PROVIDED INFORMATION:
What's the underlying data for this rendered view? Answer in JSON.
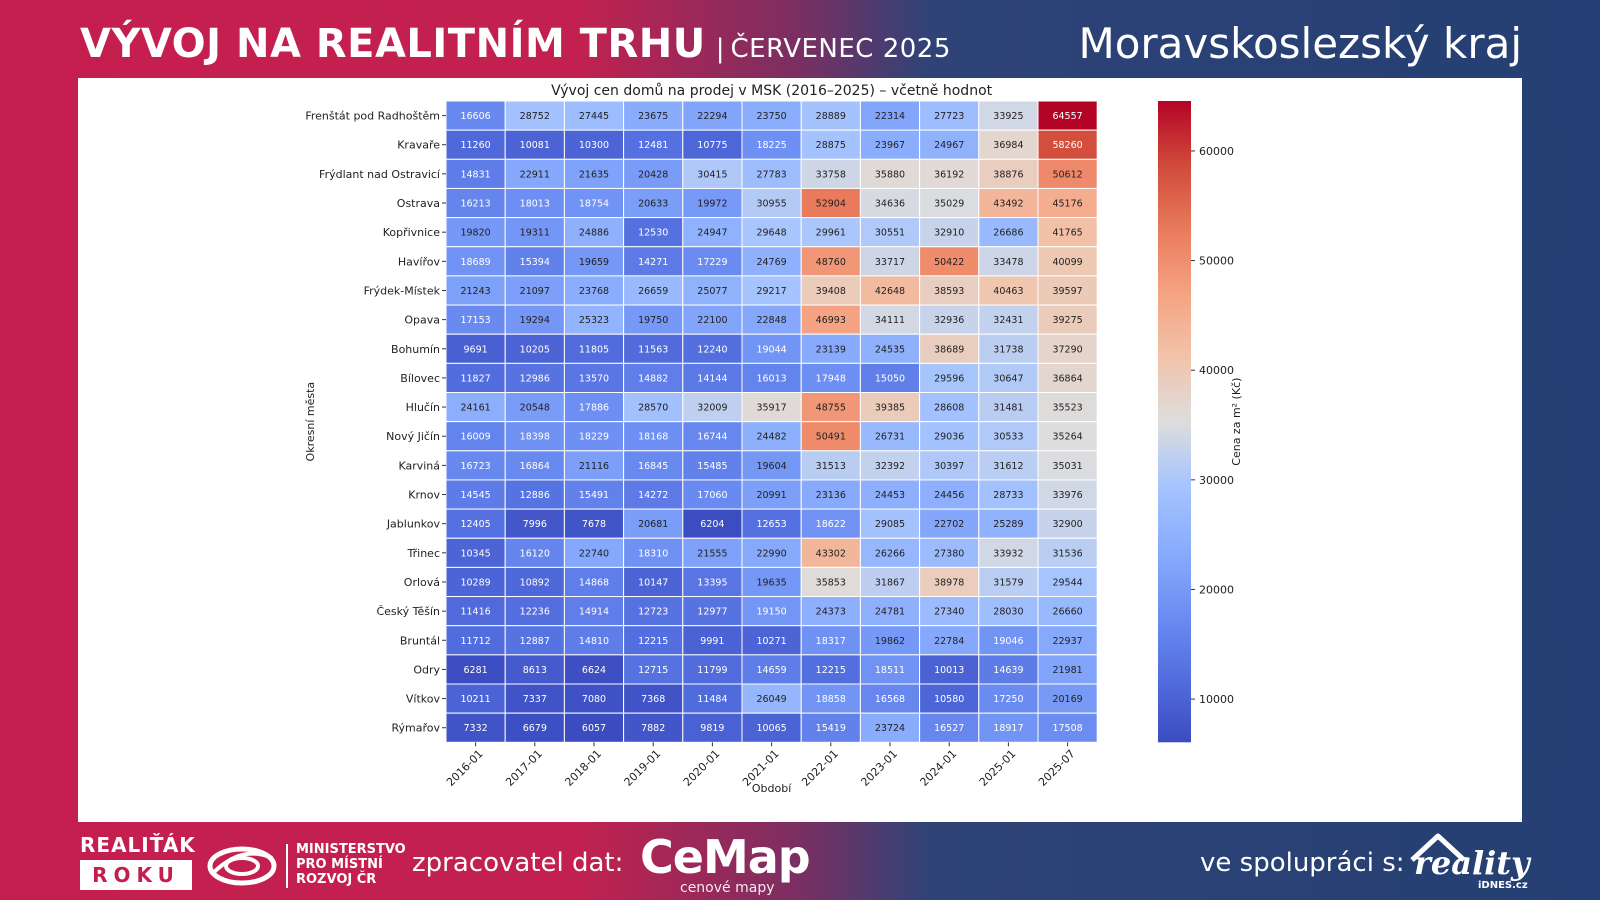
{
  "header": {
    "title": "VÝVOJ NA REALITNÍM TRHU",
    "separator": "|",
    "date": "ČERVENEC 2025",
    "region": "Moravskoslezský kraj"
  },
  "footer": {
    "award_line1": "REALIŤÁK",
    "award_line2": "ROKU",
    "ministry_line1": "MINISTERSTVO",
    "ministry_line2": "PRO MÍSTNÍ",
    "ministry_line3": "ROZVOJ ČR",
    "processor_label": "zpracovatel dat:",
    "processor_name": "CeMap",
    "processor_sub": "cenové mapy",
    "partner_label": "ve spolupráci s:",
    "partner_name": "reality",
    "partner_sub": "iDNES.cz"
  },
  "chart_data": {
    "type": "heatmap",
    "title": "Vývoj cen domů na prodej v MSK (2016–2025) – včetně hodnot",
    "xlabel": "Období",
    "ylabel": "Okresní města",
    "colorbar_label": "Cena za m² (Kč)",
    "colorbar_ticks": [
      10000,
      20000,
      30000,
      40000,
      50000,
      60000
    ],
    "value_range": [
      6057,
      64557
    ],
    "colormap": "coolwarm",
    "x": [
      "2016-01",
      "2017-01",
      "2018-01",
      "2019-01",
      "2020-01",
      "2021-01",
      "2022-01",
      "2023-01",
      "2024-01",
      "2025-01",
      "2025-07"
    ],
    "y": [
      "Frenštát pod Radhoštěm",
      "Kravaře",
      "Frýdlant nad Ostravicí",
      "Ostrava",
      "Kopřivnice",
      "Havířov",
      "Frýdek-Místek",
      "Opava",
      "Bohumín",
      "Bílovec",
      "Hlučín",
      "Nový Jičín",
      "Karviná",
      "Krnov",
      "Jablunkov",
      "Třinec",
      "Orlová",
      "Český Těšín",
      "Bruntál",
      "Odry",
      "Vítkov",
      "Rýmařov"
    ],
    "values": [
      [
        16606,
        28752,
        27445,
        23675,
        22294,
        23750,
        28889,
        22314,
        27723,
        33925,
        64557
      ],
      [
        11260,
        10081,
        10300,
        12481,
        10775,
        18225,
        28875,
        23967,
        24967,
        36984,
        58260
      ],
      [
        14831,
        22911,
        21635,
        20428,
        30415,
        27783,
        33758,
        35880,
        36192,
        38876,
        50612
      ],
      [
        16213,
        18013,
        18754,
        20633,
        19972,
        30955,
        52904,
        34636,
        35029,
        43492,
        45176
      ],
      [
        19820,
        19311,
        24886,
        12530,
        24947,
        29648,
        29961,
        30551,
        32910,
        26686,
        41765
      ],
      [
        18689,
        15394,
        19659,
        14271,
        17229,
        24769,
        48760,
        33717,
        50422,
        33478,
        40099
      ],
      [
        21243,
        21097,
        23768,
        26659,
        25077,
        29217,
        39408,
        42648,
        38593,
        40463,
        39597
      ],
      [
        17153,
        19294,
        25323,
        19750,
        22100,
        22848,
        46993,
        34111,
        32936,
        32431,
        39275
      ],
      [
        9691,
        10205,
        11805,
        11563,
        12240,
        19044,
        23139,
        24535,
        38689,
        31738,
        37290
      ],
      [
        11827,
        12986,
        13570,
        14882,
        14144,
        16013,
        17948,
        15050,
        29596,
        30647,
        36864
      ],
      [
        24161,
        20548,
        17886,
        28570,
        32009,
        35917,
        48755,
        39385,
        28608,
        31481,
        35523
      ],
      [
        16009,
        18398,
        18229,
        18168,
        16744,
        24482,
        50491,
        26731,
        29036,
        30533,
        35264
      ],
      [
        16723,
        16864,
        21116,
        16845,
        15485,
        19604,
        31513,
        32392,
        30397,
        31612,
        35031
      ],
      [
        14545,
        12886,
        15491,
        14272,
        17060,
        20991,
        23136,
        24453,
        24456,
        28733,
        33976
      ],
      [
        12405,
        7996,
        7678,
        20681,
        6204,
        12653,
        18622,
        29085,
        22702,
        25289,
        32900
      ],
      [
        10345,
        16120,
        22740,
        18310,
        21555,
        22990,
        43302,
        26266,
        27380,
        33932,
        31536
      ],
      [
        10289,
        10892,
        14868,
        10147,
        13395,
        19635,
        35853,
        31867,
        38978,
        31579,
        29544
      ],
      [
        11416,
        12236,
        14914,
        12723,
        12977,
        19150,
        24373,
        24781,
        27340,
        28030,
        26660
      ],
      [
        11712,
        12887,
        14810,
        12215,
        9991,
        10271,
        18317,
        19862,
        22784,
        19046,
        22937
      ],
      [
        6281,
        8613,
        6624,
        12715,
        11799,
        14659,
        12215,
        18511,
        10013,
        14639,
        21981
      ],
      [
        10211,
        7337,
        7080,
        7368,
        11484,
        26049,
        18858,
        16568,
        10580,
        17250,
        20169
      ],
      [
        7332,
        6679,
        6057,
        7882,
        9819,
        10065,
        15419,
        23724,
        16527,
        18917,
        17508
      ]
    ]
  }
}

TASK DIRECTIONS: Using the listing above, locate the lines that hold "title" and copy each one.

FULL OUTPUT:
    "title": "VÝVOJ NA REALITNÍM TRHU",
    "title": "Vývoj cen domů na prodej v MSK (2016–2025) – včetně hodnot",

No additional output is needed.